» Exercise directions
Render the data from the line containing "List each element" to the line containing "UI element localization: list", both included, as a Markdown table with columns Row and Content, giving each line a row number and skipping blank lines. Leave the pictures out.

» Data supplied

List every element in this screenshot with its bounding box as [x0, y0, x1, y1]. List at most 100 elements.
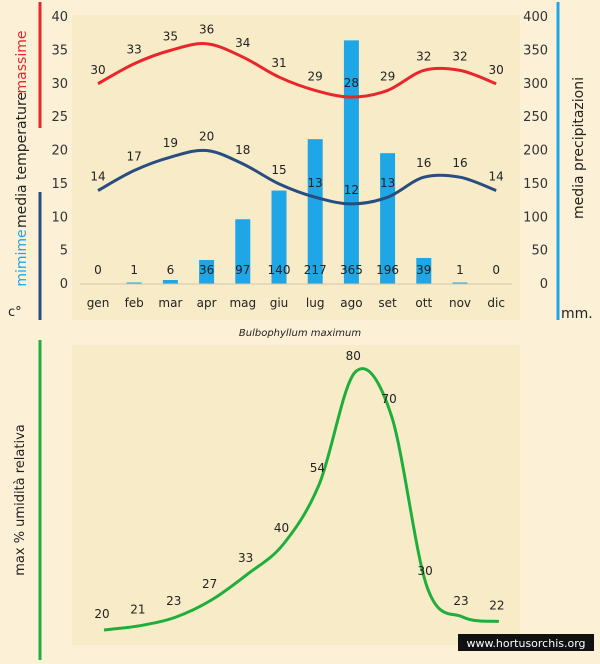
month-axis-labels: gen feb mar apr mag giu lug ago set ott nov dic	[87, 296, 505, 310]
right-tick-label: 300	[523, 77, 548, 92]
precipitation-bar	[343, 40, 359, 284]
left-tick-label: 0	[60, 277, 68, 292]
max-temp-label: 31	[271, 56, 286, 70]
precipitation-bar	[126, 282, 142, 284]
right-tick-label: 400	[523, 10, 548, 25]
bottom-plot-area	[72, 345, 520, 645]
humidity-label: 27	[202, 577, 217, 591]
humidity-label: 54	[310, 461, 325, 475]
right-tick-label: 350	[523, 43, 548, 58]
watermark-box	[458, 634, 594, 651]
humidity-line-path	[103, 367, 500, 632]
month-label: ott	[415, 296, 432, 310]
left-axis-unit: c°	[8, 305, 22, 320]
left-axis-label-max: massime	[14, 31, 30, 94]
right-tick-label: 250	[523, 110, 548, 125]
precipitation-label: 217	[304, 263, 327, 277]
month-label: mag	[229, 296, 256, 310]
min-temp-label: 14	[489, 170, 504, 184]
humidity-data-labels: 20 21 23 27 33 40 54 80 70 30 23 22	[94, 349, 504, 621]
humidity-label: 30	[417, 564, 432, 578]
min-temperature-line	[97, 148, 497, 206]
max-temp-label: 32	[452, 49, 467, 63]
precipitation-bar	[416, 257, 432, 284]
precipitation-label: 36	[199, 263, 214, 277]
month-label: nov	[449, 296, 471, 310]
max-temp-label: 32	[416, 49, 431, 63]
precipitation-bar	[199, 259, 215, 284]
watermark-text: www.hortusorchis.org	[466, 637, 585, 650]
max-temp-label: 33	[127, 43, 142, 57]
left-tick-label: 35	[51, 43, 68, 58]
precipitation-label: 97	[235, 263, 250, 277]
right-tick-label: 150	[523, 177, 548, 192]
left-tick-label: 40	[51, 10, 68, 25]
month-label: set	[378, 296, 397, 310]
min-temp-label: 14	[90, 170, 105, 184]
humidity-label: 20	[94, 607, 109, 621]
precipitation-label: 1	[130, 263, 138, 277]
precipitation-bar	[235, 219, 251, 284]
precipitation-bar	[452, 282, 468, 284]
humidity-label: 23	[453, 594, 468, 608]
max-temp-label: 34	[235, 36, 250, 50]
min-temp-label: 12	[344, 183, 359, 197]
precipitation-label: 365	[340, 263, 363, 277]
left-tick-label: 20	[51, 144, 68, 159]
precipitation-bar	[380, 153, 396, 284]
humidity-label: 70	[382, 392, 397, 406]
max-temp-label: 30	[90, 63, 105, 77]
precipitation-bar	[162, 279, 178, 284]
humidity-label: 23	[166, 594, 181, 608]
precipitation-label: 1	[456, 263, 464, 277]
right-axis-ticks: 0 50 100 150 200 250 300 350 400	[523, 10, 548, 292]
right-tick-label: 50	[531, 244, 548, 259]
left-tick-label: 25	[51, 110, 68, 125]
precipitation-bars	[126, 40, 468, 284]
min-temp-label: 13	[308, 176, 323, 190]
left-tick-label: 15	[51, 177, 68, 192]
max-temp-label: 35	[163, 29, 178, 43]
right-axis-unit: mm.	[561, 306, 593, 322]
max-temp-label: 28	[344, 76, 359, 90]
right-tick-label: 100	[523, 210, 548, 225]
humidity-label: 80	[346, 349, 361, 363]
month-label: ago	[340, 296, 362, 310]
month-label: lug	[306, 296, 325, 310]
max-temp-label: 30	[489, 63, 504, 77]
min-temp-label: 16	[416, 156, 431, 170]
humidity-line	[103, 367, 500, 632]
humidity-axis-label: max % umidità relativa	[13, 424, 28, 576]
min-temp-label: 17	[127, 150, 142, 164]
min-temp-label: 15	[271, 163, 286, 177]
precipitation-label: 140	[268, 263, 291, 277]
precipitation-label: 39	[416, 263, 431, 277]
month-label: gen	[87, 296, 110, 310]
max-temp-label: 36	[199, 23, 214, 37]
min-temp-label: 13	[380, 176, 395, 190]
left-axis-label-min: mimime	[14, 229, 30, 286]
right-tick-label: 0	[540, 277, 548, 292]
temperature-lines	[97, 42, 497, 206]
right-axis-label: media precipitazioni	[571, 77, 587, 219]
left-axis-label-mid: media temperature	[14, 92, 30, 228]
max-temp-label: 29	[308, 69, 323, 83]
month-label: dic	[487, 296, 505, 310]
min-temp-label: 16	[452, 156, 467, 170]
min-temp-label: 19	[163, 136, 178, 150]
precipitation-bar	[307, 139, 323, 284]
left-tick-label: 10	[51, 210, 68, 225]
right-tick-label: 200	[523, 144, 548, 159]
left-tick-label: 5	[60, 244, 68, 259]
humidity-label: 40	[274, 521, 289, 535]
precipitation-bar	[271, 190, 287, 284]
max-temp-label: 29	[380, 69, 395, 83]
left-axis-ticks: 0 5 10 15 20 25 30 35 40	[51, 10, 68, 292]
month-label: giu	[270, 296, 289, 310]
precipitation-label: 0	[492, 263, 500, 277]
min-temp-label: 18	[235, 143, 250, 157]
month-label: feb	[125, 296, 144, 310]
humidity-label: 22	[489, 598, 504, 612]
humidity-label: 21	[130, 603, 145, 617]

--

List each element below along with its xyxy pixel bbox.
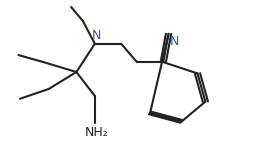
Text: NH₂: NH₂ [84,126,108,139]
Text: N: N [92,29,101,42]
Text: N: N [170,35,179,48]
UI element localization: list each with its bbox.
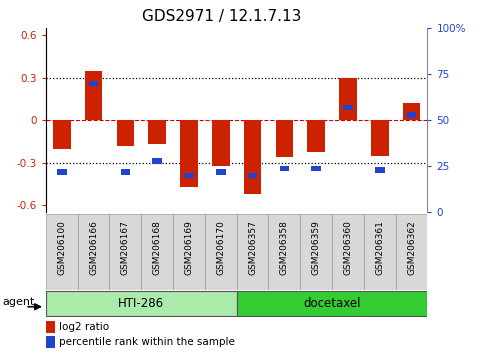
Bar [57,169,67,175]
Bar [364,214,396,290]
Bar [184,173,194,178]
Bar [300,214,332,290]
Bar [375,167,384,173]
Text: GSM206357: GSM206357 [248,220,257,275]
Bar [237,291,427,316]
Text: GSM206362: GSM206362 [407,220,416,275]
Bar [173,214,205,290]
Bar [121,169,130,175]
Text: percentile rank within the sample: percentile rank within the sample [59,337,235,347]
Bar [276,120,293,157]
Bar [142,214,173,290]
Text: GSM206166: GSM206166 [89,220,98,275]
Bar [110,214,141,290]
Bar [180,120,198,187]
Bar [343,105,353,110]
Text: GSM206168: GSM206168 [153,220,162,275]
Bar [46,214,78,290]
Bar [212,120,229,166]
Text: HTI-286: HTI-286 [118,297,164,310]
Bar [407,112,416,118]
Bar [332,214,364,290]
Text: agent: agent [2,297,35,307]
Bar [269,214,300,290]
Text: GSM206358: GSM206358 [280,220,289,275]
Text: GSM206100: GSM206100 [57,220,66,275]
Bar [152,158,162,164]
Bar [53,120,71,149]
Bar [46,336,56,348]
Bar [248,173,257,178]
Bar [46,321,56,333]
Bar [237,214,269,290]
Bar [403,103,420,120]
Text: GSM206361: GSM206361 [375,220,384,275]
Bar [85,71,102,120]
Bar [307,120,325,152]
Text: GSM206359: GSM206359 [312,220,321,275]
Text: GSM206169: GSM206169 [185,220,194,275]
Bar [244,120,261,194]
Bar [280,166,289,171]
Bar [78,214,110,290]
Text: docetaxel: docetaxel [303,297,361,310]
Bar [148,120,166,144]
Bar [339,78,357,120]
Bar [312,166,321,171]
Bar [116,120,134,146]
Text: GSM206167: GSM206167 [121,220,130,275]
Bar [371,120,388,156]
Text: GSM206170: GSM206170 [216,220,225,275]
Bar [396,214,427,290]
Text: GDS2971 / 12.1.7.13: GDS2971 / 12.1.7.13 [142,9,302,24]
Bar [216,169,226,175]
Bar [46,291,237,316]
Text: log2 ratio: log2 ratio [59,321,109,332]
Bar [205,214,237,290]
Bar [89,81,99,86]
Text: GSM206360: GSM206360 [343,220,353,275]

» Exercise solution
| Row | Content |
|---|---|
| 1 | List each element below along with its xyxy pixel bbox. |
| 2 | Text: NH₂: NH₂ [84,126,108,139] |
| 3 | Text: N: N [92,29,101,42] |
| 4 | Text: N: N [170,35,179,48] |
| 5 | UI element localization: list each with its bbox. |